Dataset entries on figures:
.....

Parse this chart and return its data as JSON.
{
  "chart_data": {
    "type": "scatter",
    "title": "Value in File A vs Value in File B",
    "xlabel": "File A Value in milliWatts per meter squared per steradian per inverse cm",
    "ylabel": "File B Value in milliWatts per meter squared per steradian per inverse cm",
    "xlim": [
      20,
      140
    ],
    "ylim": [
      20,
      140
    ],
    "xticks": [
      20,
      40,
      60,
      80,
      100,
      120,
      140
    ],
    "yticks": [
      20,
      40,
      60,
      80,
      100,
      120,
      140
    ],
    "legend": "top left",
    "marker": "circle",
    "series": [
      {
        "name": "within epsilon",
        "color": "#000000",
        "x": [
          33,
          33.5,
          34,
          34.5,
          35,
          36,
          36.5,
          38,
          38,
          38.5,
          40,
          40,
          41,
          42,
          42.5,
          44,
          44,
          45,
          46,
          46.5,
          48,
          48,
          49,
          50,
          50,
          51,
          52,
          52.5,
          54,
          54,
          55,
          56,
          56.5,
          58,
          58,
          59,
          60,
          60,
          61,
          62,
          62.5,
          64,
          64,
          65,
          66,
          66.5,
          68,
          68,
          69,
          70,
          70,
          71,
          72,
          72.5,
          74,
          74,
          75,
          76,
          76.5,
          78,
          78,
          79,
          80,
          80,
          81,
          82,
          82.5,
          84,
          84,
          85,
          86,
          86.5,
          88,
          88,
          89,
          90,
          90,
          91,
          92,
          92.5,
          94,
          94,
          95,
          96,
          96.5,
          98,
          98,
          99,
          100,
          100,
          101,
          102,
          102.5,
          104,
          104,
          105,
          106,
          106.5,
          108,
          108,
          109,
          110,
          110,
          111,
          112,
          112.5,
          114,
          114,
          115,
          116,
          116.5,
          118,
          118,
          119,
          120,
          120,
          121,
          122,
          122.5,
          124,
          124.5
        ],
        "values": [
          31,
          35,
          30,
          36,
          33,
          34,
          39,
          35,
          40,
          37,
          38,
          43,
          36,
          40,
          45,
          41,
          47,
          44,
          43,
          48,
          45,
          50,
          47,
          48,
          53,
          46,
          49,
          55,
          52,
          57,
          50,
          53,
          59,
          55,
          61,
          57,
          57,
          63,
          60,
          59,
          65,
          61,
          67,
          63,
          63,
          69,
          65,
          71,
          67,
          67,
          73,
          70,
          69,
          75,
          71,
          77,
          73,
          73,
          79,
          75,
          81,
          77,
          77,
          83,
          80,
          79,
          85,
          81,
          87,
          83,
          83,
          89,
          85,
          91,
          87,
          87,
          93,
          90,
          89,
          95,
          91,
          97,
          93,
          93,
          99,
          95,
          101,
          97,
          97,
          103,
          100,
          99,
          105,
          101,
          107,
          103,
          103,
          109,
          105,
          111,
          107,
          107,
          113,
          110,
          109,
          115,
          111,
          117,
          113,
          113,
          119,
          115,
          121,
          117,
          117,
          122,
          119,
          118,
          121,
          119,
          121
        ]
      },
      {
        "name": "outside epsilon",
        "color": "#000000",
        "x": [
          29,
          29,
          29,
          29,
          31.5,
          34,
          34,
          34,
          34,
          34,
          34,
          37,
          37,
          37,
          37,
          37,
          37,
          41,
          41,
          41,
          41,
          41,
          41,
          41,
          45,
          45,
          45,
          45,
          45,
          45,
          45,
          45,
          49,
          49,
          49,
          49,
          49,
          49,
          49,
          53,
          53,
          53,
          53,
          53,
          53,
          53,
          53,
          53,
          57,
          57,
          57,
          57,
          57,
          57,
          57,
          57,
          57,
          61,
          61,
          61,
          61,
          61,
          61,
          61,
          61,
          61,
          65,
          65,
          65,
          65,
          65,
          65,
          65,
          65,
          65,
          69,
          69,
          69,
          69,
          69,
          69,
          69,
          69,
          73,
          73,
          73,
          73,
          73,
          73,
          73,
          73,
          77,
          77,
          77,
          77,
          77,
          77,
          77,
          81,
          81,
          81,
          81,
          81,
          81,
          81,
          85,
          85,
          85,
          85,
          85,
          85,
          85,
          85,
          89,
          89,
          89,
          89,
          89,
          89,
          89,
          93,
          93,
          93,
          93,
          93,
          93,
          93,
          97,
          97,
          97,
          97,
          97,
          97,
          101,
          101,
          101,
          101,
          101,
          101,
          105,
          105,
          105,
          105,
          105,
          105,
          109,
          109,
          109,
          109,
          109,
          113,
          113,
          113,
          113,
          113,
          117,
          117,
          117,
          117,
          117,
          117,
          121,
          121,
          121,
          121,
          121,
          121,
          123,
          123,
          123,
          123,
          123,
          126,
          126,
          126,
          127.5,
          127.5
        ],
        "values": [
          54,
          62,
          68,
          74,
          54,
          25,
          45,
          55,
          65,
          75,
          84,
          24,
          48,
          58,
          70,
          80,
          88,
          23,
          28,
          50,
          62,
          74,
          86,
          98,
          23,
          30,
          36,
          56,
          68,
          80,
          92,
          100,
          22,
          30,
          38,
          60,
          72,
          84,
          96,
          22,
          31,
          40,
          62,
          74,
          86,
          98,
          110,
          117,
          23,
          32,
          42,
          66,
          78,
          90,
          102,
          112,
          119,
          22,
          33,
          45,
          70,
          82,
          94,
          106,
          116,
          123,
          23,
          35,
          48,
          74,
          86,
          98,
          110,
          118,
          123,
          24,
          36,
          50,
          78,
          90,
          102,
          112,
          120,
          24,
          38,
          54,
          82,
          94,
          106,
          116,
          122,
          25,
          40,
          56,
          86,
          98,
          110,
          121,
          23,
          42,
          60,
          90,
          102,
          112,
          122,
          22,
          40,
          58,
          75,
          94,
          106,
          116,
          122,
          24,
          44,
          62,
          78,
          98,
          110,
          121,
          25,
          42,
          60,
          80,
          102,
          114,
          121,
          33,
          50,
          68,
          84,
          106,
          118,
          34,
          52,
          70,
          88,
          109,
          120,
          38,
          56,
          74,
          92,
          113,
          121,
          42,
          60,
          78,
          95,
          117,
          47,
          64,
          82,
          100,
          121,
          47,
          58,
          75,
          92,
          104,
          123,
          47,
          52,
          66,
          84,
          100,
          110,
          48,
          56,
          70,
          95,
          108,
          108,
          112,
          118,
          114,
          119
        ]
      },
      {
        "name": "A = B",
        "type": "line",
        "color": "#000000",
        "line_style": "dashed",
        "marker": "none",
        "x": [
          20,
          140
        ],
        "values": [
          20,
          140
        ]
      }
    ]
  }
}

.....

▸ **EXERCISE DESCRIPTION**:
Gather each line from the listing above that holds "milliWatts".

▸ **COMPLETED TASK**:
    "xlabel": "File A Value in milliWatts per meter squared per steradian per inverse cm",
    "ylabel": "File B Value in milliWatts per meter squared per steradian per inverse cm",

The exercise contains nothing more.